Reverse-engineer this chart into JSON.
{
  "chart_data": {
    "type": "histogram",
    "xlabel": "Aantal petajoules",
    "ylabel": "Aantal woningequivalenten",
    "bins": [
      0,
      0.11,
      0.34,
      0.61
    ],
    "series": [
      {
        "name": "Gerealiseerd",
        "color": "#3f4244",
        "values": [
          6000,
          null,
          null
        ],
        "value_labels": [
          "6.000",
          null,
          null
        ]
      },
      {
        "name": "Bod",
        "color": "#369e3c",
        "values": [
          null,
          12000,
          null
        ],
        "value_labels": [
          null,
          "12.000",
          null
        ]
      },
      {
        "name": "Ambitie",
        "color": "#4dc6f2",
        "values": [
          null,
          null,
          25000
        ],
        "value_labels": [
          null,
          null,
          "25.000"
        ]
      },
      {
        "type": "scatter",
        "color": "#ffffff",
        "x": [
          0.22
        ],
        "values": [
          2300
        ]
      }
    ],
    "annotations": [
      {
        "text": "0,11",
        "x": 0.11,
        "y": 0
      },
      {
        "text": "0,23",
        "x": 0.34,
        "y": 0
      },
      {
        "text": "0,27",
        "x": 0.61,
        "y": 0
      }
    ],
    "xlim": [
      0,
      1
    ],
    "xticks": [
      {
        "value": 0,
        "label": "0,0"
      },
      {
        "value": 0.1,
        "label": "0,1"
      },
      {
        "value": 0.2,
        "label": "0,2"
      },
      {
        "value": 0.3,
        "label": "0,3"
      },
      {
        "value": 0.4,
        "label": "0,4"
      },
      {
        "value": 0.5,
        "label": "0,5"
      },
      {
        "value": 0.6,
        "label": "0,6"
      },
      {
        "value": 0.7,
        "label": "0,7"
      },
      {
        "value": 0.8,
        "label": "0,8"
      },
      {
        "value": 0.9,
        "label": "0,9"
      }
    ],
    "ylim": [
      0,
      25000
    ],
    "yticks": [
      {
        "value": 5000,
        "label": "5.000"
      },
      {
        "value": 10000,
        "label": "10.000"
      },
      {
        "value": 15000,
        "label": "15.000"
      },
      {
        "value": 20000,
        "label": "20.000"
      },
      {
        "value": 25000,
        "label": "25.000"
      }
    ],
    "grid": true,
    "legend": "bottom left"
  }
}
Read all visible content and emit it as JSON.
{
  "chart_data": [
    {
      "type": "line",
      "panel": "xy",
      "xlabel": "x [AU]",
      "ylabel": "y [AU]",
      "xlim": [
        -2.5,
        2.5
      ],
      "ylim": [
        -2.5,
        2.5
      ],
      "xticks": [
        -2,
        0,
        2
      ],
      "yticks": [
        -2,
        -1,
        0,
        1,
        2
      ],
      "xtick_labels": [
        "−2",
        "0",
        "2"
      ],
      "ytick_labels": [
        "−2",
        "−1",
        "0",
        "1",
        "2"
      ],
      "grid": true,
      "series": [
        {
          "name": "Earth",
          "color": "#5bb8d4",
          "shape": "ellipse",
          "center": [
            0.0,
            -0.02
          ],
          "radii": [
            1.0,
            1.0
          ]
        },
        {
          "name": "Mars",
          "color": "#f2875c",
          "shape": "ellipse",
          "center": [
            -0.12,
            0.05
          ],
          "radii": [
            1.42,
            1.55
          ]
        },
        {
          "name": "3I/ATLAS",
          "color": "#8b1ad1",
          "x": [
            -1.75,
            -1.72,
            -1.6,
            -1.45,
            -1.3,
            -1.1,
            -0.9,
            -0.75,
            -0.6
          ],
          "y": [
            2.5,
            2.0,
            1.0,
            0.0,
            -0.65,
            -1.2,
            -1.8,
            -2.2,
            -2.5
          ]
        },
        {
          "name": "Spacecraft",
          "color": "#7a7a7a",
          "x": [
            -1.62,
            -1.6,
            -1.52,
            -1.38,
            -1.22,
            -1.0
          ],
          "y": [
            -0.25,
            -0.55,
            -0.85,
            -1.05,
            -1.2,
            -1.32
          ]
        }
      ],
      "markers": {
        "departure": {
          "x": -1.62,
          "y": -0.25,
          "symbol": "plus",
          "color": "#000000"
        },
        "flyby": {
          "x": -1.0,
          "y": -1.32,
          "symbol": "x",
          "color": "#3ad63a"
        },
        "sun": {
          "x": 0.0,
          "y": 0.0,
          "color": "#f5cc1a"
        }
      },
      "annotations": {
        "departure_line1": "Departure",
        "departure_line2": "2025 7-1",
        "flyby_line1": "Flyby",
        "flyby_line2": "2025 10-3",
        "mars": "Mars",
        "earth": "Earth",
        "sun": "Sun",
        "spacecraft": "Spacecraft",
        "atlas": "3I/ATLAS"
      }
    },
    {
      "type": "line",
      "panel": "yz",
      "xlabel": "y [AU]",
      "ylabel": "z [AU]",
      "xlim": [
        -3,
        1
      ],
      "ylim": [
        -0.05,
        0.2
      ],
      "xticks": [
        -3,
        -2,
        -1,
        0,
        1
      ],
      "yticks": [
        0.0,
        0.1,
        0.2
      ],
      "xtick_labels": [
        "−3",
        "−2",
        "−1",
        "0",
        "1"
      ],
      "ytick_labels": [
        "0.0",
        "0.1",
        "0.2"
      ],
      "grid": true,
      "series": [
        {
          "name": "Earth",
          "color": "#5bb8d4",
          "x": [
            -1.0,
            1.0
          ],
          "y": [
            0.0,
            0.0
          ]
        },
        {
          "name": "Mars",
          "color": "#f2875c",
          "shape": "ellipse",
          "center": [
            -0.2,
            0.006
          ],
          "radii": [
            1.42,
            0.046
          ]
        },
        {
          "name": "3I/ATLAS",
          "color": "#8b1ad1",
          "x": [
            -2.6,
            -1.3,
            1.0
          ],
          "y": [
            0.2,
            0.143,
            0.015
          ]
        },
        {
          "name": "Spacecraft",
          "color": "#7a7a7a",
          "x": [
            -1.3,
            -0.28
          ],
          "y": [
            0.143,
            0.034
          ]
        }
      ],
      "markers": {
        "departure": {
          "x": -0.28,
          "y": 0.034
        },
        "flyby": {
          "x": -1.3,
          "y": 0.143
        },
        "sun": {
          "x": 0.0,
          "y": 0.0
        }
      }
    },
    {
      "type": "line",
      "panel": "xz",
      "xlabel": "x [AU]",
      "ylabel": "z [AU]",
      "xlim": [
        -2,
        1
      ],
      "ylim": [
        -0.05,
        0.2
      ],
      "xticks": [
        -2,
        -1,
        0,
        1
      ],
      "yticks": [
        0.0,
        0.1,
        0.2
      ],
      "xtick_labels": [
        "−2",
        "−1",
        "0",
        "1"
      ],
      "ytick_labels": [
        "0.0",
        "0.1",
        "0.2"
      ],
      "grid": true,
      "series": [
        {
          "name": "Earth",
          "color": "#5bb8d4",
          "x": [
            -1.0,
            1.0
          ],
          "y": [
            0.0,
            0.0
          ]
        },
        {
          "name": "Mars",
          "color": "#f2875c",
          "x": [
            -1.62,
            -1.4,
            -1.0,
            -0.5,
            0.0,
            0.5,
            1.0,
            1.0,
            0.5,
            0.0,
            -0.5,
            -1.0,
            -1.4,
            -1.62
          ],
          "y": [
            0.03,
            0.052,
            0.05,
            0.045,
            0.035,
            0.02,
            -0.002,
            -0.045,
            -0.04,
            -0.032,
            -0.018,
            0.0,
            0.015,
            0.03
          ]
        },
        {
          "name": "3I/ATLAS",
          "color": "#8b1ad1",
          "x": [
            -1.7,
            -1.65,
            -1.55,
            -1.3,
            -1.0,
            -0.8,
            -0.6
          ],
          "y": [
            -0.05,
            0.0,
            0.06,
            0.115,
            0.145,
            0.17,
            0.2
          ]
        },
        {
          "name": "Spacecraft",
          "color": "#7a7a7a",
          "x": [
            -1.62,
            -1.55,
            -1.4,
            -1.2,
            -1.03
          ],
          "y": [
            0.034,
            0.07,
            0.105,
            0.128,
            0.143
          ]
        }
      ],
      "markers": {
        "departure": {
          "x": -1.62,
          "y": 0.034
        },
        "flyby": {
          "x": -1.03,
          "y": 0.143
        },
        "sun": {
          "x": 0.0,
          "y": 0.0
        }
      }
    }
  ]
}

*Prompt*: Using the listing above, show each line holding the string "JSON".

*The solution*:
Reverse-engineer this chart into JSON.
Read all visible content and emit it as JSON.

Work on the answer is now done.